-- Extracted entries --
** Start **
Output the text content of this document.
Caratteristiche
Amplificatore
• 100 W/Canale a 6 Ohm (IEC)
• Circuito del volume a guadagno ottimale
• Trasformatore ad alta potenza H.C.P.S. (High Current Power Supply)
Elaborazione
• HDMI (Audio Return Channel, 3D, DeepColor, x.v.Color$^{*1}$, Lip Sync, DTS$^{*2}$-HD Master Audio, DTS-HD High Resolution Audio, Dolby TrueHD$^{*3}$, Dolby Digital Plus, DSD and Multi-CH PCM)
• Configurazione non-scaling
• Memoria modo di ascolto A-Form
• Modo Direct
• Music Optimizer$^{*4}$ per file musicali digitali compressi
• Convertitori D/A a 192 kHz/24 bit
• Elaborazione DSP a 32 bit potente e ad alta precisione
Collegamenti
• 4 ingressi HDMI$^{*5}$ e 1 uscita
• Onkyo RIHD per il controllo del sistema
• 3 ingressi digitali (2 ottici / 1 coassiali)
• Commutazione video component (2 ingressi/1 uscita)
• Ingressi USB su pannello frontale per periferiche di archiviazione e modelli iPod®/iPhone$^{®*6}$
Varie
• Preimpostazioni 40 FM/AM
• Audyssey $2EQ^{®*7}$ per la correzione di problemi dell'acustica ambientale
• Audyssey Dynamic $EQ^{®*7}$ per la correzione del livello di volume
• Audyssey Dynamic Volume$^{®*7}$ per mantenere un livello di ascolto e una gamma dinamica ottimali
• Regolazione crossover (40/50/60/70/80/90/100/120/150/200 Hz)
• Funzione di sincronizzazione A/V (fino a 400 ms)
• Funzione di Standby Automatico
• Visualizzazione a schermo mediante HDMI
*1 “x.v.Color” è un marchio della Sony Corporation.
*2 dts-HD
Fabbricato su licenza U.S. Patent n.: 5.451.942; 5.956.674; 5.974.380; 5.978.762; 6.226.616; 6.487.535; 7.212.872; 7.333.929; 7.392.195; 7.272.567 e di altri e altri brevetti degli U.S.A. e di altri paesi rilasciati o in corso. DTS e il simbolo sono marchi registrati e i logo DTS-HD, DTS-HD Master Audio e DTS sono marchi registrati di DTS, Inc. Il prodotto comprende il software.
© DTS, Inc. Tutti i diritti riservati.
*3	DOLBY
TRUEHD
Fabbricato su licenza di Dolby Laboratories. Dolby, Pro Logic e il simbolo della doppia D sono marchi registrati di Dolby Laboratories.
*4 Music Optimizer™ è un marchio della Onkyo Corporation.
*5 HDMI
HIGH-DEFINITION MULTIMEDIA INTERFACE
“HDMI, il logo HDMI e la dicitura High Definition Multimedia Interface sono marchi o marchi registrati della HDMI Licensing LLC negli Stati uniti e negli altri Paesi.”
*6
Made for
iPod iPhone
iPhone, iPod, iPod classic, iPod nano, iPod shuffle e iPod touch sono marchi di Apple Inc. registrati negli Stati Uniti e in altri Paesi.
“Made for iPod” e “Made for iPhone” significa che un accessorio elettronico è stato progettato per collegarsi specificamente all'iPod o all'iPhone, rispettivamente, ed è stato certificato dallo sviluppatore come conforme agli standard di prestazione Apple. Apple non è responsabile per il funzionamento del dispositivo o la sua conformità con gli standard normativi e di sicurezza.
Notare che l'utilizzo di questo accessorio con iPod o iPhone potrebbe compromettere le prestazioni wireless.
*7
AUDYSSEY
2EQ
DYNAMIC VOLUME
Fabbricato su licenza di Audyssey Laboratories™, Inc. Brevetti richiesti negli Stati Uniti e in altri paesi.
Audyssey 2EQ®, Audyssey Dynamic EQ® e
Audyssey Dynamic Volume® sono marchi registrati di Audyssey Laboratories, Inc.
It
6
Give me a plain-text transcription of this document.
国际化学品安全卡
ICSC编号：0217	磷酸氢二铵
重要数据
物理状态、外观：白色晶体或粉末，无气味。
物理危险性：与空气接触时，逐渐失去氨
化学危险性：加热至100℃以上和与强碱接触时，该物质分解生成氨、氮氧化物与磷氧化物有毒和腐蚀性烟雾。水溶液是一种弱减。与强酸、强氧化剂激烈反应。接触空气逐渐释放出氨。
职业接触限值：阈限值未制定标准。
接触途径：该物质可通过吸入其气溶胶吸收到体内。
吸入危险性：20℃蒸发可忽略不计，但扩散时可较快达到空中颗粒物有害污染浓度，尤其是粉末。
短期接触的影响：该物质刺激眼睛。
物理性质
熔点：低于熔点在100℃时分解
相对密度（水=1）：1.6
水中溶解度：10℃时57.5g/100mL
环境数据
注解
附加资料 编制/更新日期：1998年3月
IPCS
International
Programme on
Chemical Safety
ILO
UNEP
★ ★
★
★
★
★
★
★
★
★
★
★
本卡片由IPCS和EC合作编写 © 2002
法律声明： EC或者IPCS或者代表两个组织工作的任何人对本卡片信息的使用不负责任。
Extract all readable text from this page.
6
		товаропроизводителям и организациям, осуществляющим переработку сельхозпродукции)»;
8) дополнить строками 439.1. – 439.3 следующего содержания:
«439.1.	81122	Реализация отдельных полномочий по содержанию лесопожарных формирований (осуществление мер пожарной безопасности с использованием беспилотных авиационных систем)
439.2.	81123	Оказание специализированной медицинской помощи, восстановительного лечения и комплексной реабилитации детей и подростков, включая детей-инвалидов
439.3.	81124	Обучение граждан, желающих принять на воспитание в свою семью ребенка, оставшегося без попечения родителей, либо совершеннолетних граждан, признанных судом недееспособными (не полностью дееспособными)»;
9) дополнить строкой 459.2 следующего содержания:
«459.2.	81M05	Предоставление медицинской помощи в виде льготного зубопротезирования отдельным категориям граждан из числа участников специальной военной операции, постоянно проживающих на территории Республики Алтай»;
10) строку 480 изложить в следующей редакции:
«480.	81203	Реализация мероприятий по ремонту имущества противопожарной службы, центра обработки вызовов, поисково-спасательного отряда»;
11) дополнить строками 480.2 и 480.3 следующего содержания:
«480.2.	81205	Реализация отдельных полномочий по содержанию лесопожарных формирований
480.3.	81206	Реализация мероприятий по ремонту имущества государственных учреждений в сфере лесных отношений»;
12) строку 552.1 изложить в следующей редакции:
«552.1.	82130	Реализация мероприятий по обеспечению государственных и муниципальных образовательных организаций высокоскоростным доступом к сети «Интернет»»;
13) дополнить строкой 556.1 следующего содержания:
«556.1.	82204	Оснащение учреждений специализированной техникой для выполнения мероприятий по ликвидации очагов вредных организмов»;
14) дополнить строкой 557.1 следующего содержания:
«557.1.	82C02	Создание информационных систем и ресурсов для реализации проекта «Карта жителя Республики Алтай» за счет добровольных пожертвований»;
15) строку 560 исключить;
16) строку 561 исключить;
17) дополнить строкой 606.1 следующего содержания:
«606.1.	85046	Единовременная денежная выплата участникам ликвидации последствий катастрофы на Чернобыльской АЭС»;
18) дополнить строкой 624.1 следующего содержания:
** End **
-- Task --
Output all of the material exactly as written.

-- Result for this exercise --
Output the text content of this document.
Caratteristiche
Amplificatore
• 100 W/Canale a 6 Ohm (IEC)
• Circuito del volume a guadagno ottimale
• Trasformatore ad alta potenza H.C.P.S. (High Current Power Supply)
Elaborazione
• HDMI (Audio Return Channel, 3D, DeepColor, x.v.Color$^{*1}$, Lip Sync, DTS$^{*2}$-HD Master Audio, DTS-HD High Resolution Audio, Dolby TrueHD$^{*3}$, Dolby Digital Plus, DSD and Multi-CH PCM)
• Configurazione non-scaling
• Memoria modo di ascolto A-Form
• Modo Direct
• Music Optimizer$^{*4}$ per file musicali digitali compressi
• Convertitori D/A a 192 kHz/24 bit
• Elaborazione DSP a 32 bit potente e ad alta precisione
Collegamenti
• 4 ingressi HDMI$^{*5}$ e 1 uscita
• Onkyo RIHD per il controllo del sistema
• 3 ingressi digitali (2 ottici / 1 coassiali)
• Commutazione video component (2 ingressi/1 uscita)
• Ingressi USB su pannello frontale per periferiche di archiviazione e modelli iPod®/iPhone$^{®*6}$
Varie
• Preimpostazioni 40 FM/AM
• Audyssey $2EQ^{®*7}$ per la correzione di problemi dell'acustica ambientale
• Audyssey Dynamic $EQ^{®*7}$ per la correzione del livello di volume
• Audyssey Dynamic Volume$^{®*7}$ per mantenere un livello di ascolto e una gamma dinamica ottimali
• Regolazione crossover (40/50/60/70/80/90/100/120/150/200 Hz)
• Funzione di sincronizzazione A/V (fino a 400 ms)
• Funzione di Standby Automatico
• Visualizzazione a schermo mediante HDMI
*1 “x.v.Color” è un marchio della Sony Corporation.
*2 dts-HD
Fabbricato su licenza U.S. Patent n.: 5.451.942; 5.956.674; 5.974.380; 5.978.762; 6.226.616; 6.487.535; 7.212.872; 7.333.929; 7.392.195; 7.272.567 e di altri e altri brevetti degli U.S.A. e di altri paesi rilasciati o in corso. DTS e il simbolo sono marchi registrati e i logo DTS-HD, DTS-HD Master Audio e DTS sono marchi registrati di DTS, Inc. Il prodotto comprende il software.
© DTS, Inc. Tutti i diritti riservati.
*3	DOLBY
TRUEHD
Fabbricato su licenza di Dolby Laboratories. Dolby, Pro Logic e il simbolo della doppia D sono marchi registrati di Dolby Laboratories.
*4 Music Optimizer™ è un marchio della Onkyo Corporation.
*5 HDMI
HIGH-DEFINITION MULTIMEDIA INTERFACE
“HDMI, il logo HDMI e la dicitura High Definition Multimedia Interface sono marchi o marchi registrati della HDMI Licensing LLC negli Stati uniti e negli altri Paesi.”
*6
Made for
iPod iPhone
iPhone, iPod, iPod classic, iPod nano, iPod shuffle e iPod touch sono marchi di Apple Inc. registrati negli Stati Uniti e in altri Paesi.
“Made for iPod” e “Made for iPhone” significa che un accessorio elettronico è stato progettato per collegarsi specificamente all'iPod o all'iPhone, rispettivamente, ed è stato certificato dallo sviluppatore come conforme agli standard di prestazione Apple. Apple non è responsabile per il funzionamento del dispositivo o la sua conformità con gli standard normativi e di sicurezza.
Notare che l'utilizzo di questo accessorio con iPod o iPhone potrebbe compromettere le prestazioni wireless.
*7
AUDYSSEY
2EQ
DYNAMIC VOLUME
Fabbricato su licenza di Audyssey Laboratories™, Inc. Brevetti richiesti negli Stati Uniti e in altri paesi.
Audyssey 2EQ®, Audyssey Dynamic EQ® e
Audyssey Dynamic Volume® sono marchi registrati di Audyssey Laboratories, Inc.
It
6
Give me a plain-text transcription of this document.
国际化学品安全卡
ICSC编号：0217	磷酸氢二铵
重要数据
物理状态、外观：白色晶体或粉末，无气味。
物理危险性：与空气接触时，逐渐失去氨
化学危险性：加热至100℃以上和与强碱接触时，该物质分解生成氨、氮氧化物与磷氧化物有毒和腐蚀性烟雾。水溶液是一种弱减。与强酸、强氧化剂激烈反应。接触空气逐渐释放出氨。
职业接触限值：阈限值未制定标准。
接触途径：该物质可通过吸入其气溶胶吸收到体内。
吸入危险性：20℃蒸发可忽略不计，但扩散时可较快达到空中颗粒物有害污染浓度，尤其是粉末。
短期接触的影响：该物质刺激眼睛。
物理性质
熔点：低于熔点在100℃时分解
相对密度（水=1）：1.6
水中溶解度：10℃时57.5g/100mL
环境数据
注解
附加资料 编制/更新日期：1998年3月
IPCS
International
Programme on
Chemical Safety
ILO
UNEP
★ ★
★
★
★
★
★
★
★
★
★
★
本卡片由IPCS和EC合作编写 © 2002
法律声明： EC或者IPCS或者代表两个组织工作的任何人对本卡片信息的使用不负责任。
Extract all readable text from this page.
6
		товаропроизводителям и организациям, осуществляющим переработку сельхозпродукции)»;
8) дополнить строками 439.1. – 439.3 следующего содержания:
«439.1.	81122	Реализация отдельных полномочий по содержанию лесопожарных формирований (осуществление мер пожарной безопасности с использованием беспилотных авиационных систем)
439.2.	81123	Оказание специализированной медицинской помощи, восстановительного лечения и комплексной реабилитации детей и подростков, включая детей-инвалидов
439.3.	81124	Обучение граждан, желающих принять на воспитание в свою семью ребенка, оставшегося без попечения родителей, либо совершеннолетних граждан, признанных судом недееспособными (не полностью дееспособными)»;
9) дополнить строкой 459.2 следующего содержания:
«459.2.	81M05	Предоставление медицинской помощи в виде льготного зубопротезирования отдельным категориям граждан из числа участников специальной военной операции, постоянно проживающих на территории Республики Алтай»;
10) строку 480 изложить в следующей редакции:
«480.	81203	Реализация мероприятий по ремонту имущества противопожарной службы, центра обработки вызовов, поисково-спасательного отряда»;
11) дополнить строками 480.2 и 480.3 следующего содержания:
«480.2.	81205	Реализация отдельных полномочий по содержанию лесопожарных формирований
480.3.	81206	Реализация мероприятий по ремонту имущества государственных учреждений в сфере лесных отношений»;
12) строку 552.1 изложить в следующей редакции:
«552.1.	82130	Реализация мероприятий по обеспечению государственных и муниципальных образовательных организаций высокоскоростным доступом к сети «Интернет»»;
13) дополнить строкой 556.1 следующего содержания:
«556.1.	82204	Оснащение учреждений специализированной техникой для выполнения мероприятий по ликвидации очагов вредных организмов»;
14) дополнить строкой 557.1 следующего содержания:
«557.1.	82C02	Создание информационных систем и ресурсов для реализации проекта «Карта жителя Республики Алтай» за счет добровольных пожертвований»;
15) строку 560 исключить;
16) строку 561 исключить;
17) дополнить строкой 606.1 следующего содержания:
«606.1.	85046	Единовременная денежная выплата участникам ликвидации последствий катастрофы на Чернобыльской АЭС»;
18) дополнить строкой 624.1 следующего содержания:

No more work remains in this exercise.